TASK INPUT:
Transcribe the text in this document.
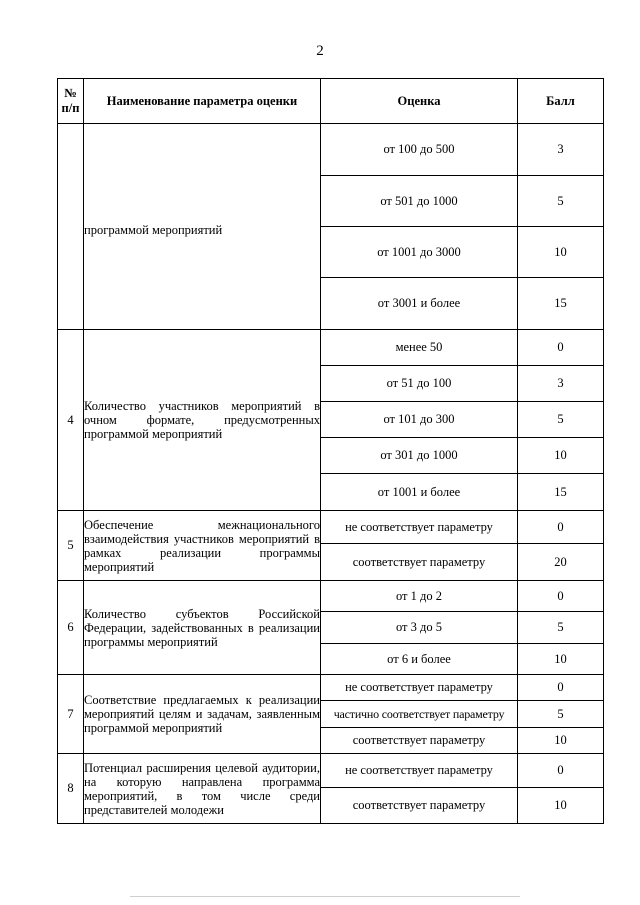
2
№ п/п	Наименование параметра оценки	Оценка	Балл
	программой мероприятий	от 100 до 500	3
		от 501 до 1000	5
		от 1001 до 3000	10
		от 3001 и более	15
4	Количество участников мероприятий в очном формате, предусмотренных программой мероприятий	менее 50	0
		от 51 до 100	3
		от 101 до 300	5
		от 301 до 1000	10
		от 1001 и более	15
5	Обеспечение межнационального взаимодействия участников мероприятий в рамках реализации программы мероприятий	не соответствует параметру	0
		соответствует параметру	20
6	Количество субъектов Российской Федерации, задействованных в реализации программы мероприятий	от 1 до 2	0
		от 3 до 5	5
		от 6 и более	10
7	Соответствие предлагаемых к реализации мероприятий целям и задачам, заявленным программой мероприятий	не соответствует параметру	0
		частично соответствует параметру	5
		соответствует параметру	10
8	Потенциал расширения целевой аудитории, на которую направлена программа мероприятий, в том числе среди представителей молодежи	не соответствует параметру	0
		соответствует параметру	10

WRITTEN INSTRUCTION:
Make an exact copy of the listing above. Do not include the pictures.

SOLUTION FOR THIS EXERCISE:
Transcribe the text in this document.
2
№ п/п	Наименование параметра оценки	Оценка	Балл
	программой мероприятий	от 100 до 500	3
		от 501 до 1000	5
		от 1001 до 3000	10
		от 3001 и более	15
4	Количество участников мероприятий в очном формате, предусмотренных программой мероприятий	менее 50	0
		от 51 до 100	3
		от 101 до 300	5
		от 301 до 1000	10
		от 1001 и более	15
5	Обеспечение межнационального взаимодействия участников мероприятий в рамках реализации программы мероприятий	не соответствует параметру	0
		соответствует параметру	20
6	Количество субъектов Российской Федерации, задействованных в реализации программы мероприятий	от 1 до 2	0
		от 3 до 5	5
		от 6 и более	10
7	Соответствие предлагаемых к реализации мероприятий целям и задачам, заявленным программой мероприятий	не соответствует параметру	0
		частично соответствует параметру	5
		соответствует параметру	10
8	Потенциал расширения целевой аудитории, на которую направлена программа мероприятий, в том числе среди представителей молодежи	не соответствует параметру	0
		соответствует параметру	10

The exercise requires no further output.